[Begin]
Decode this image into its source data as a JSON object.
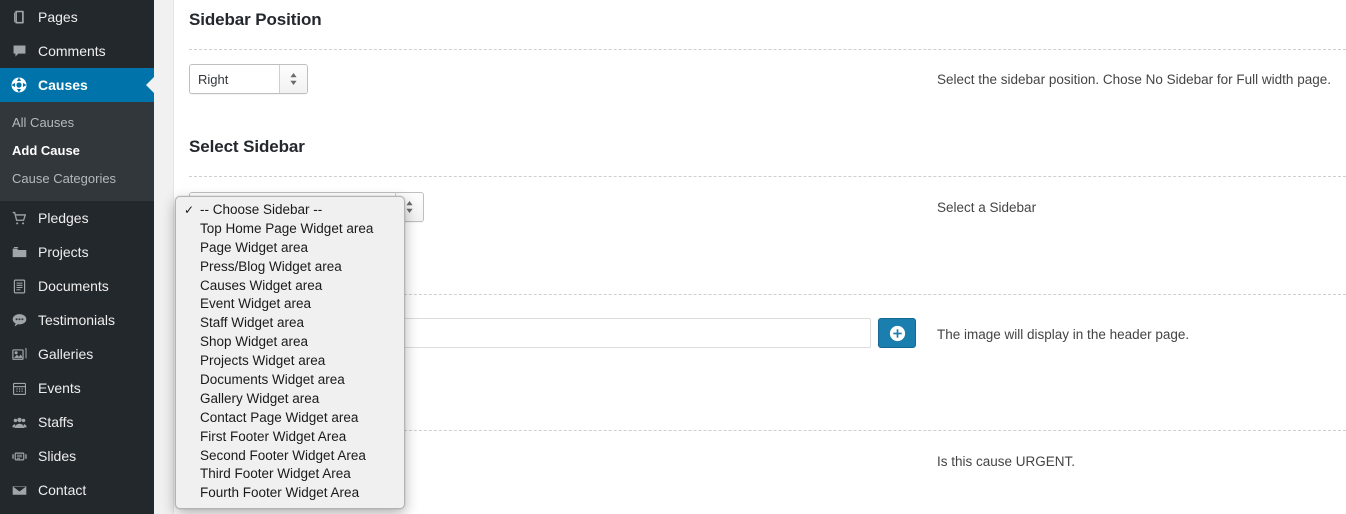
{
  "colors": {
    "sidebar_bg": "#23282d",
    "submenu_bg": "#32373c",
    "accent_blue": "#0073aa",
    "button_blue": "#1a7eae",
    "content_bg": "#ffffff",
    "gutter_bg": "#f1f1f1",
    "dropdown_bg": "#f0f0f0"
  },
  "sidebar": {
    "items": [
      {
        "label": "Pages",
        "icon": "pages-icon",
        "active": false
      },
      {
        "label": "Comments",
        "icon": "comments-icon",
        "active": false
      },
      {
        "label": "Causes",
        "icon": "causes-icon",
        "active": true
      },
      {
        "label": "Pledges",
        "icon": "cart-icon",
        "active": false
      },
      {
        "label": "Projects",
        "icon": "folder-icon",
        "active": false
      },
      {
        "label": "Documents",
        "icon": "document-icon",
        "active": false
      },
      {
        "label": "Testimonials",
        "icon": "testimonial-icon",
        "active": false
      },
      {
        "label": "Galleries",
        "icon": "gallery-icon",
        "active": false
      },
      {
        "label": "Events",
        "icon": "calendar-icon",
        "active": false
      },
      {
        "label": "Staffs",
        "icon": "staff-icon",
        "active": false
      },
      {
        "label": "Slides",
        "icon": "slides-icon",
        "active": false
      },
      {
        "label": "Contact",
        "icon": "envelope-icon",
        "active": false
      }
    ],
    "submenu": [
      {
        "label": "All Causes",
        "current": false
      },
      {
        "label": "Add Cause",
        "current": true
      },
      {
        "label": "Cause Categories",
        "current": false
      }
    ]
  },
  "main": {
    "sections": [
      {
        "title": "Sidebar Position",
        "help": "Select the sidebar position. Chose No Sidebar for Full width page."
      },
      {
        "title": "Select Sidebar",
        "help": "Select a Sidebar"
      }
    ],
    "sidebar_position_select": {
      "value": "Right"
    },
    "sidebar_select": {
      "value": "-- Choose Sidebar --"
    },
    "header_image": {
      "value": "",
      "placeholder": "",
      "help": "The image will display in the header page.",
      "add_button_label": "+"
    },
    "urgent": {
      "help": "Is this cause URGENT."
    }
  },
  "dropdown": {
    "selected_index": 0,
    "check_glyph": "✓",
    "options": [
      "-- Choose Sidebar --",
      "Top Home Page Widget area",
      "Page Widget area",
      "Press/Blog Widget area",
      "Causes Widget area",
      "Event Widget area",
      "Staff Widget area",
      "Shop Widget area",
      "Projects Widget area",
      "Documents Widget area",
      "Gallery Widget area",
      "Contact Page Widget area",
      "First Footer Widget Area",
      "Second Footer Widget Area",
      "Third Footer Widget Area",
      "Fourth Footer Widget Area"
    ]
  }
}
[End]
Exercise task -
Copy the whole listing above word for word but do not carry over the pictures.

Complete output -
Decode this image into its source data as a JSON object.
{
  "colors": {
    "sidebar_bg": "#23282d",
    "submenu_bg": "#32373c",
    "accent_blue": "#0073aa",
    "button_blue": "#1a7eae",
    "content_bg": "#ffffff",
    "gutter_bg": "#f1f1f1",
    "dropdown_bg": "#f0f0f0"
  },
  "sidebar": {
    "items": [
      {
        "label": "Pages",
        "icon": "pages-icon",
        "active": false
      },
      {
        "label": "Comments",
        "icon": "comments-icon",
        "active": false
      },
      {
        "label": "Causes",
        "icon": "causes-icon",
        "active": true
      },
      {
        "label": "Pledges",
        "icon": "cart-icon",
        "active": false
      },
      {
        "label": "Projects",
        "icon": "folder-icon",
        "active": false
      },
      {
        "label": "Documents",
        "icon": "document-icon",
        "active": false
      },
      {
        "label": "Testimonials",
        "icon": "testimonial-icon",
        "active": false
      },
      {
        "label": "Galleries",
        "icon": "gallery-icon",
        "active": false
      },
      {
        "label": "Events",
        "icon": "calendar-icon",
        "active": false
      },
      {
        "label": "Staffs",
        "icon": "staff-icon",
        "active": false
      },
      {
        "label": "Slides",
        "icon": "slides-icon",
        "active": false
      },
      {
        "label": "Contact",
        "icon": "envelope-icon",
        "active": false
      }
    ],
    "submenu": [
      {
        "label": "All Causes",
        "current": false
      },
      {
        "label": "Add Cause",
        "current": true
      },
      {
        "label": "Cause Categories",
        "current": false
      }
    ]
  },
  "main": {
    "sections": [
      {
        "title": "Sidebar Position",
        "help": "Select the sidebar position. Chose No Sidebar for Full width page."
      },
      {
        "title": "Select Sidebar",
        "help": "Select a Sidebar"
      }
    ],
    "sidebar_position_select": {
      "value": "Right"
    },
    "sidebar_select": {
      "value": "-- Choose Sidebar --"
    },
    "header_image": {
      "value": "",
      "placeholder": "",
      "help": "The image will display in the header page.",
      "add_button_label": "+"
    },
    "urgent": {
      "help": "Is this cause URGENT."
    }
  },
  "dropdown": {
    "selected_index": 0,
    "check_glyph": "✓",
    "options": [
      "-- Choose Sidebar --",
      "Top Home Page Widget area",
      "Page Widget area",
      "Press/Blog Widget area",
      "Causes Widget area",
      "Event Widget area",
      "Staff Widget area",
      "Shop Widget area",
      "Projects Widget area",
      "Documents Widget area",
      "Gallery Widget area",
      "Contact Page Widget area",
      "First Footer Widget Area",
      "Second Footer Widget Area",
      "Third Footer Widget Area",
      "Fourth Footer Widget Area"
    ]
  }
}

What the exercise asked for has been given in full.